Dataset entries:

Begin

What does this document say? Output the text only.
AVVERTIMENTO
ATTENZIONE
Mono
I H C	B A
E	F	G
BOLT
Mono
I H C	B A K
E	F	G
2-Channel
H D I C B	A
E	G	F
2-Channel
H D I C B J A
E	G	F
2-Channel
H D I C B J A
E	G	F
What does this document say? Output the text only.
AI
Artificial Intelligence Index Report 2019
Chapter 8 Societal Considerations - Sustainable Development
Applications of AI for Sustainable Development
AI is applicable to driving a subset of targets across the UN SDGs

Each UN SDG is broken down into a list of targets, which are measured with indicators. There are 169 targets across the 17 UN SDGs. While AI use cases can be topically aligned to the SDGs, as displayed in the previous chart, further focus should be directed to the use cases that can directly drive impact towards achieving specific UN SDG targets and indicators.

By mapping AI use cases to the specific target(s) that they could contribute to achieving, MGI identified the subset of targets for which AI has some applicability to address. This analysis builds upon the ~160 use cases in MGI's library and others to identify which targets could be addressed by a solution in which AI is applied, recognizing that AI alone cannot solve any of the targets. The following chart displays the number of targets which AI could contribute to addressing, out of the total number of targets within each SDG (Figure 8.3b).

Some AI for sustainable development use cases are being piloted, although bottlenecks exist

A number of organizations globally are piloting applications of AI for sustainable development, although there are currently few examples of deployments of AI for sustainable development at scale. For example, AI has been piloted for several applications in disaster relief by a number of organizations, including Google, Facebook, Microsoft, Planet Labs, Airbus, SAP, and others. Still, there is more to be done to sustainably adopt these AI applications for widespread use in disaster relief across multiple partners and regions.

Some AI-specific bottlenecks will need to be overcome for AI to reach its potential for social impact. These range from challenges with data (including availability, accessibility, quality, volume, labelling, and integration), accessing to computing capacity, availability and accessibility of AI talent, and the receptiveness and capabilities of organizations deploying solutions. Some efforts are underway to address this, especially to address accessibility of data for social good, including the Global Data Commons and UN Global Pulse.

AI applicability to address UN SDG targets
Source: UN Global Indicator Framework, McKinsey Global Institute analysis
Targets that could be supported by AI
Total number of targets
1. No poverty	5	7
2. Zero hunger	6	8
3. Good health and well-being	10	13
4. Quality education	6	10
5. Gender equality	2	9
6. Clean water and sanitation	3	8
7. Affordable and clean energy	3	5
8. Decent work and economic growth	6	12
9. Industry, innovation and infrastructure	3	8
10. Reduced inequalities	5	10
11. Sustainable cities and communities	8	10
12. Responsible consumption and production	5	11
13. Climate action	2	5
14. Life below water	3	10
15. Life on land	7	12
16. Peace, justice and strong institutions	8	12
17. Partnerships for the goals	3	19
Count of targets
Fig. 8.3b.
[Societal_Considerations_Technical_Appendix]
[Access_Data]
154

End

PROBLEM STATEMENT → Write out every line from the records above, word for word.

SOLVED EXERCISE →
What does this document say? Output the text only.
AVVERTIMENTO
ATTENZIONE
Mono
I H C	B A
E	F	G
BOLT
Mono
I H C	B A K
E	F	G
2-Channel
H D I C B	A
E	G	F
2-Channel
H D I C B J A
E	G	F
2-Channel
H D I C B J A
E	G	F
What does this document say? Output the text only.
AI
Artificial Intelligence Index Report 2019
Chapter 8 Societal Considerations - Sustainable Development
Applications of AI for Sustainable Development
AI is applicable to driving a subset of targets across the UN SDGs

Each UN SDG is broken down into a list of targets, which are measured with indicators. There are 169 targets across the 17 UN SDGs. While AI use cases can be topically aligned to the SDGs, as displayed in the previous chart, further focus should be directed to the use cases that can directly drive impact towards achieving specific UN SDG targets and indicators.

By mapping AI use cases to the specific target(s) that they could contribute to achieving, MGI identified the subset of targets for which AI has some applicability to address. This analysis builds upon the ~160 use cases in MGI's library and others to identify which targets could be addressed by a solution in which AI is applied, recognizing that AI alone cannot solve any of the targets. The following chart displays the number of targets which AI could contribute to addressing, out of the total number of targets within each SDG (Figure 8.3b).

Some AI for sustainable development use cases are being piloted, although bottlenecks exist

A number of organizations globally are piloting applications of AI for sustainable development, although there are currently few examples of deployments of AI for sustainable development at scale. For example, AI has been piloted for several applications in disaster relief by a number of organizations, including Google, Facebook, Microsoft, Planet Labs, Airbus, SAP, and others. Still, there is more to be done to sustainably adopt these AI applications for widespread use in disaster relief across multiple partners and regions.

Some AI-specific bottlenecks will need to be overcome for AI to reach its potential for social impact. These range from challenges with data (including availability, accessibility, quality, volume, labelling, and integration), accessing to computing capacity, availability and accessibility of AI talent, and the receptiveness and capabilities of organizations deploying solutions. Some efforts are underway to address this, especially to address accessibility of data for social good, including the Global Data Commons and UN Global Pulse.

AI applicability to address UN SDG targets
Source: UN Global Indicator Framework, McKinsey Global Institute analysis
Targets that could be supported by AI
Total number of targets
1. No poverty	5	7
2. Zero hunger	6	8
3. Good health and well-being	10	13
4. Quality education	6	10
5. Gender equality	2	9
6. Clean water and sanitation	3	8
7. Affordable and clean energy	3	5
8. Decent work and economic growth	6	12
9. Industry, innovation and infrastructure	3	8
10. Reduced inequalities	5	10
11. Sustainable cities and communities	8	10
12. Responsible consumption and production	5	11
13. Climate action	2	5
14. Life below water	3	10
15. Life on land	7	12
16. Peace, justice and strong institutions	8	12
17. Partnerships for the goals	3	19
Count of targets
Fig. 8.3b.
[Societal_Considerations_Technical_Appendix]
[Access_Data]
154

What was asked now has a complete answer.